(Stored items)
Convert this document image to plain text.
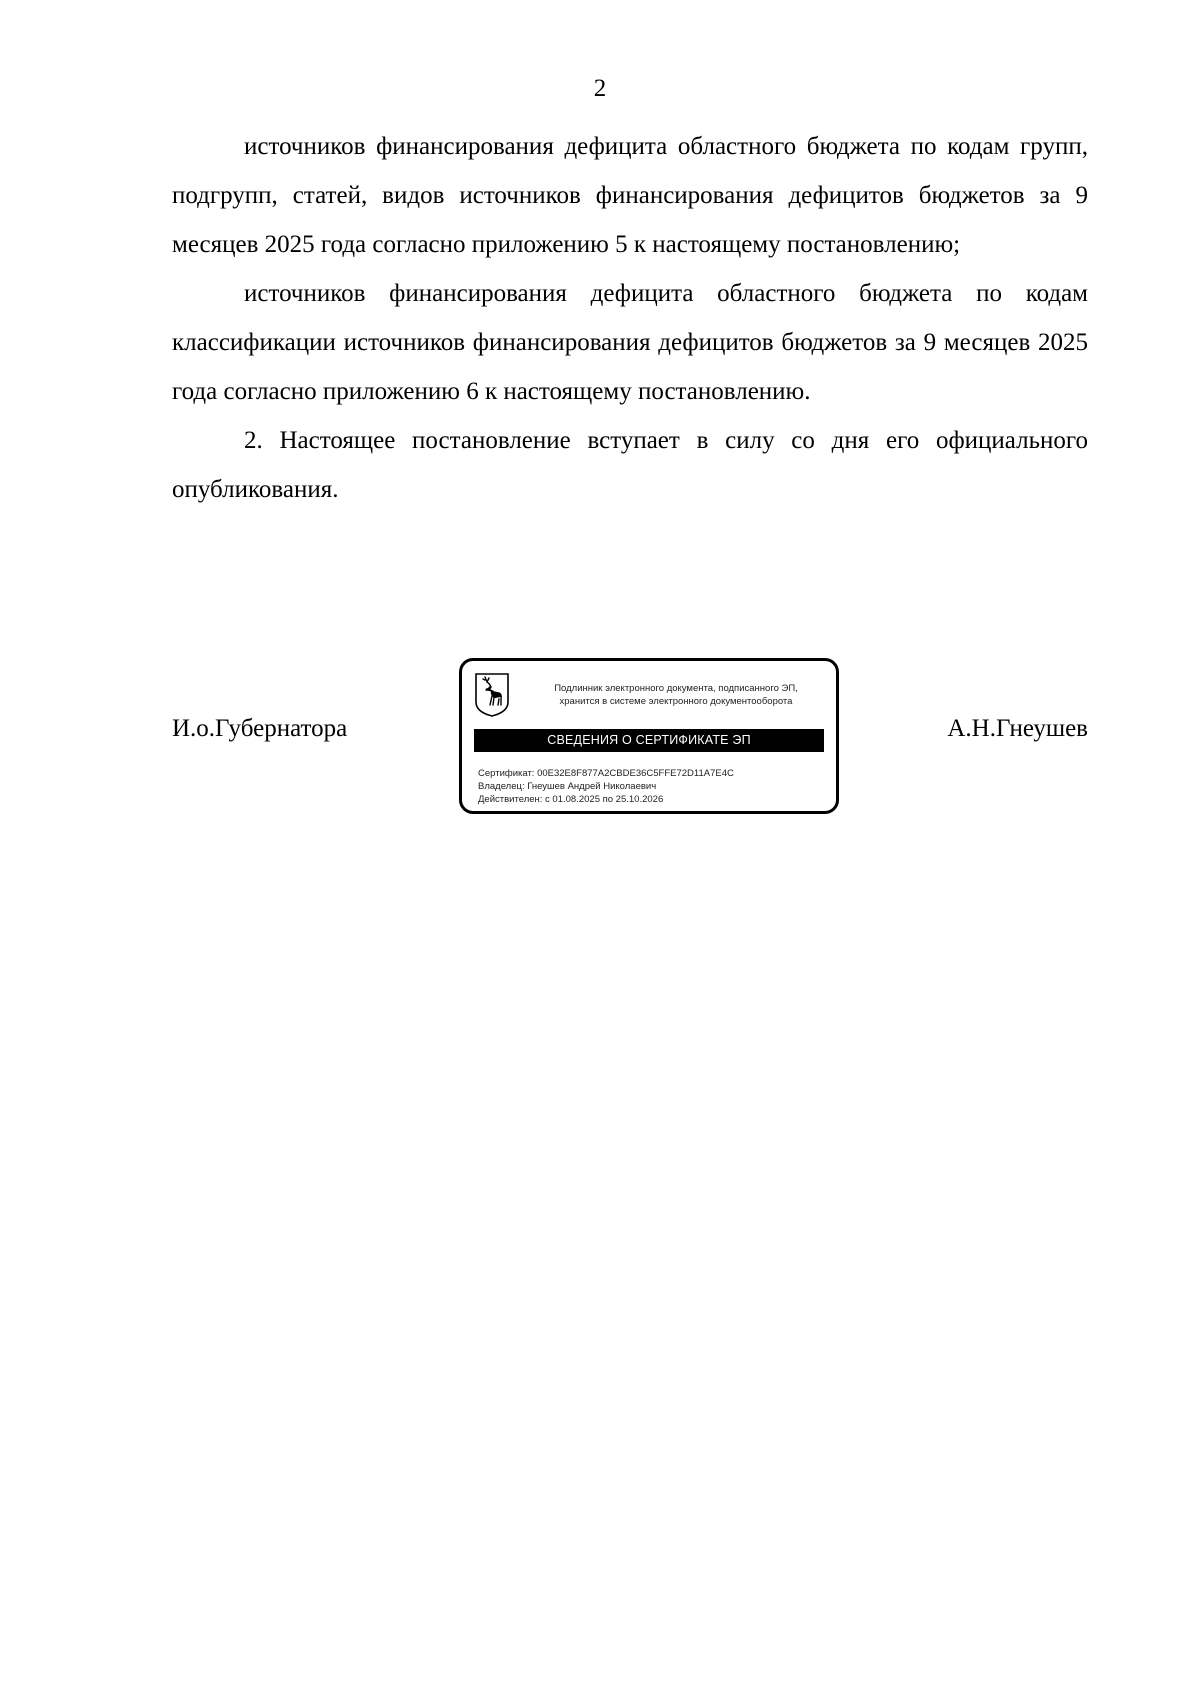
2

источников финансирования дефицита областного бюджета по кодам групп, подгрупп, статей, видов источников финансирования дефицитов бюджетов за 9 месяцев 2025 года согласно приложению 5 к настоящему постановлению;

источников финансирования дефицита областного бюджета по кодам классификации источников финансирования дефицитов бюджетов за 9 месяцев 2025 года согласно приложению 6 к настоящему постановлению.

2. Настоящее постановление вступает в силу со дня его официального опубликования.

И.о.Губернатора
Подлинник электронного документа, подписанного ЭП,
хранится в системе электронного документооборота
СВЕДЕНИЯ О СЕРТИФИКАТЕ ЭП
Сертификат: 00E32E8F877A2CBDE36C5FFE72D11A7E4C
Владелец: Гнеушев Андрей Николаевич
Действителен: с 01.08.2025 по 25.10.2026
А.Н.Гнеушев
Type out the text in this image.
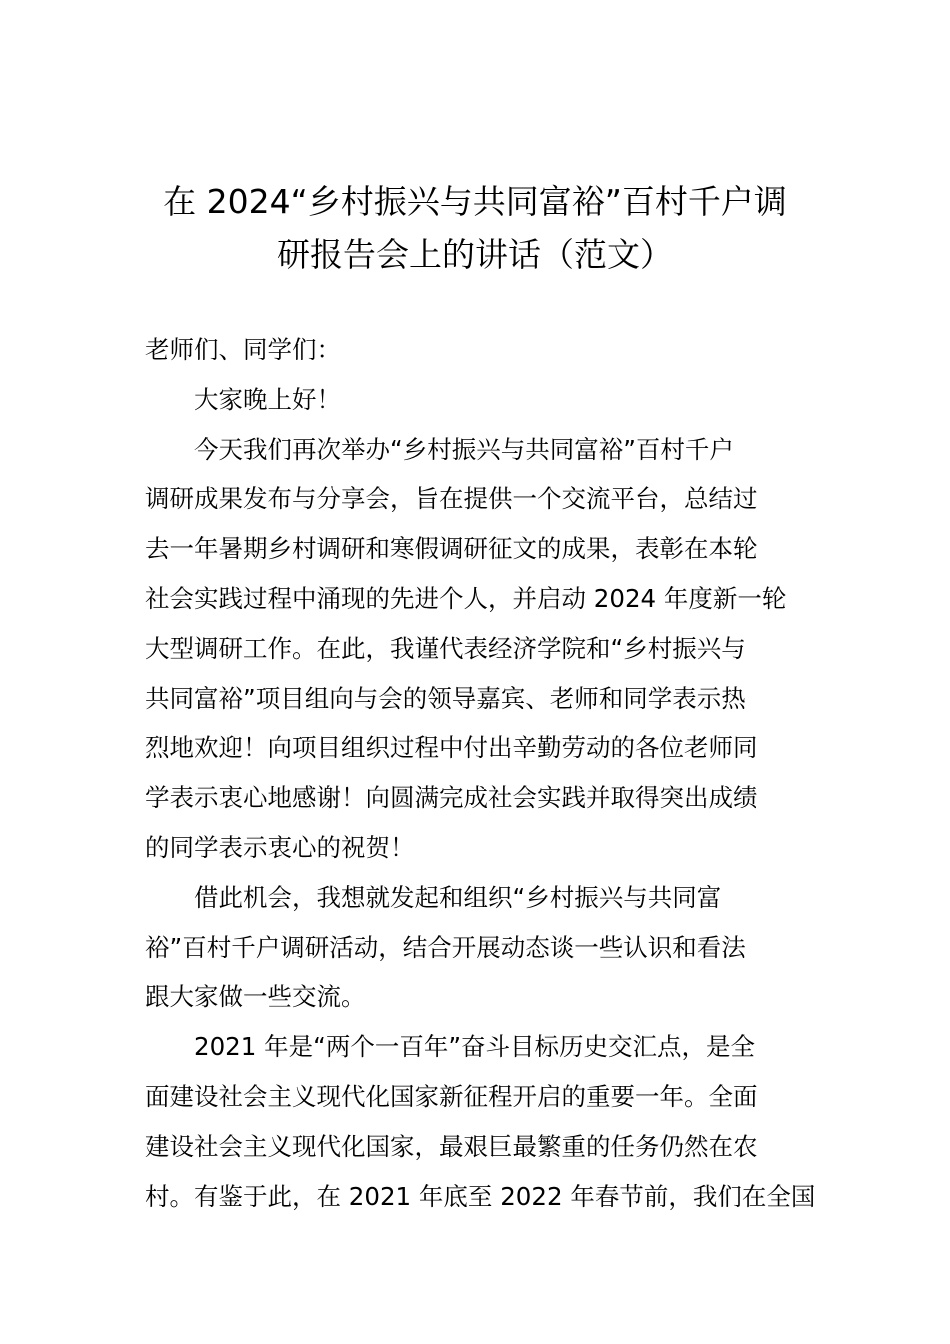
在 2024“乡村振兴与共同富裕”百村千户调
研报告会上的讲话（范文）

老师们、同学们：

大家晚上好！

今天我们再次举办“乡村振兴与共同富裕”百村千户
调研成果发布与分享会，旨在提供一个交流平台，总结过
去一年暑期乡村调研和寒假调研征文的成果，表彰在本轮
社会实践过程中涌现的先进个人，并启动 2024 年度新一轮
大型调研工作。在此，我谨代表经济学院和“乡村振兴与
共同富裕”项目组向与会的领导嘉宾、老师和同学表示热
烈地欢迎！向项目组织过程中付出辛勤劳动的各位老师同
学表示衷心地感谢！向圆满完成社会实践并取得突出成绩
的同学表示衷心的祝贺！

借此机会，我想就发起和组织“乡村振兴与共同富
裕”百村千户调研活动，结合开展动态谈一些认识和看法
跟大家做一些交流。

2021 年是“两个一百年”奋斗目标历史交汇点，是全
面建设社会主义现代化国家新征程开启的重要一年。全面
建设社会主义现代化国家，最艰巨最繁重的任务仍然在农
村。有鉴于此，在 2021 年底至 2022 年春节前，我们在全国
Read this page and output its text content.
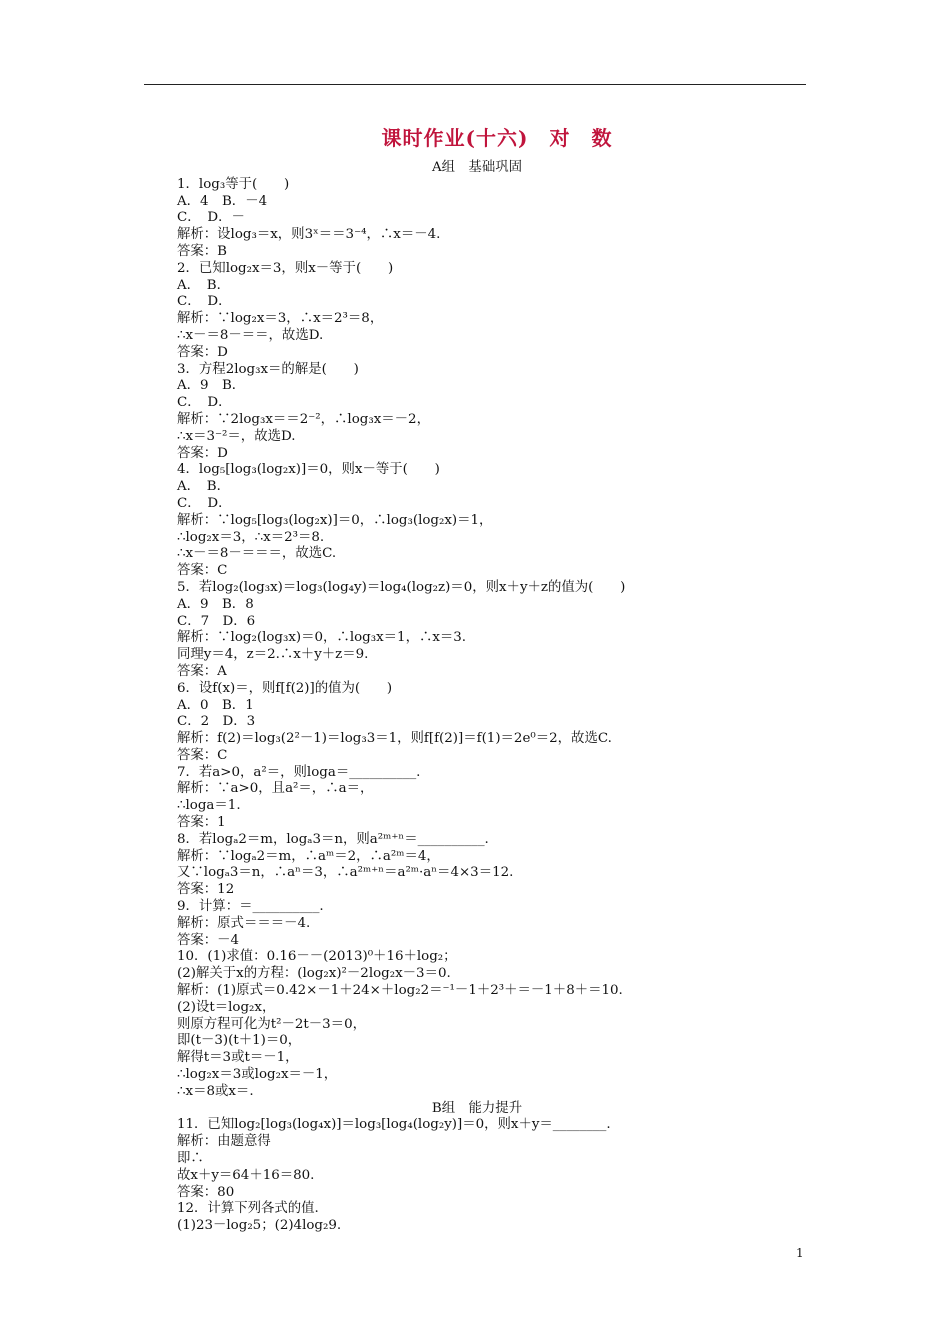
课时作业(十六)　对　数
A组　基础巩固
1．log₃等于(　　)
A．4　B．－4
C．　D．－
解析：设log₃＝x，则3ˣ＝＝3⁻⁴，∴x＝－4.
答案：B
2．已知log₂x＝3，则x－等于(　　)
A．　B．
C．　D．
解析：∵log₂x＝3，∴x＝2³＝8，
∴x－＝8－＝＝，故选D.
答案：D
3．方程2log₃x＝的解是(　　)
A．9　B．
C．　D．
解析：∵2log₃x＝＝2⁻²，∴log₃x＝－2，
∴x＝3⁻²＝，故选D.
答案：D
4．log₅[log₃(log₂x)]＝0，则x－等于(　　)
A．　B．
C．　D．
解析：∵log₅[log₃(log₂x)]＝0，∴log₃(log₂x)＝1，
∴log₂x＝3，∴x＝2³＝8.
∴x－＝8－＝＝＝，故选C.
答案：C
5．若log₂(log₃x)＝log₃(log₄y)＝log₄(log₂z)＝0，则x＋y＋z的值为(　　)
A．9　B．8
C．7　D．6
解析：∵log₂(log₃x)＝0，∴log₃x＝1，∴x＝3.
同理y＝4，z＝2.∴x＋y＋z＝9.
答案：A
6．设f(x)＝，则f[f(2)]的值为(　　)
A．0　B．1
C．2　D．3
解析：f(2)＝log₃(2²－1)＝log₃3＝1，则f[f(2)]＝f(1)＝2e⁰＝2，故选C.
答案：C
7．若a>0，a²＝，则loga＝__________.
解析：∵a>0，且a²＝，∴a＝，
∴loga＝1.
答案：1
8．若logₐ2＝m，logₐ3＝n，则a²ᵐ⁺ⁿ＝__________.
解析：∵logₐ2＝m，∴aᵐ＝2，∴a²ᵐ＝4，
又∵logₐ3＝n，∴aⁿ＝3，∴a²ᵐ⁺ⁿ＝a²ᵐ·aⁿ＝4×3＝12.
答案：12
9．计算：＝__________.
解析：原式＝＝＝－4.
答案：－4
10．(1)求值：0.16－－(2013)⁰＋16＋log₂；
(2)解关于x的方程：(log₂x)²－2log₂x－3＝0.
解析：(1)原式＝0.42×－1＋24×＋log₂2＝⁻¹－1＋2³＋＝－1＋8＋＝10.
(2)设t＝log₂x，
则原方程可化为t²－2t－3＝0，
即(t－3)(t＋1)＝0，
解得t＝3或t＝－1，
∴log₂x＝3或log₂x＝－1，
∴x＝8或x＝.
B组　能力提升
11．已知log₂[log₃(log₄x)]＝log₃[log₄(log₂y)]＝0，则x＋y＝________.
解析：由题意得
即∴
故x＋y＝64＋16＝80.
答案：80
12．计算下列各式的值.
(1)23－log₂5；(2)4log₂9.
1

DIRECTIVE: Out of the records, collect only those lines that contain the string "this".

CORRECT RESULT:
Convert this document image to plain text.
Type out the text in this image.
Read this page and output its text content.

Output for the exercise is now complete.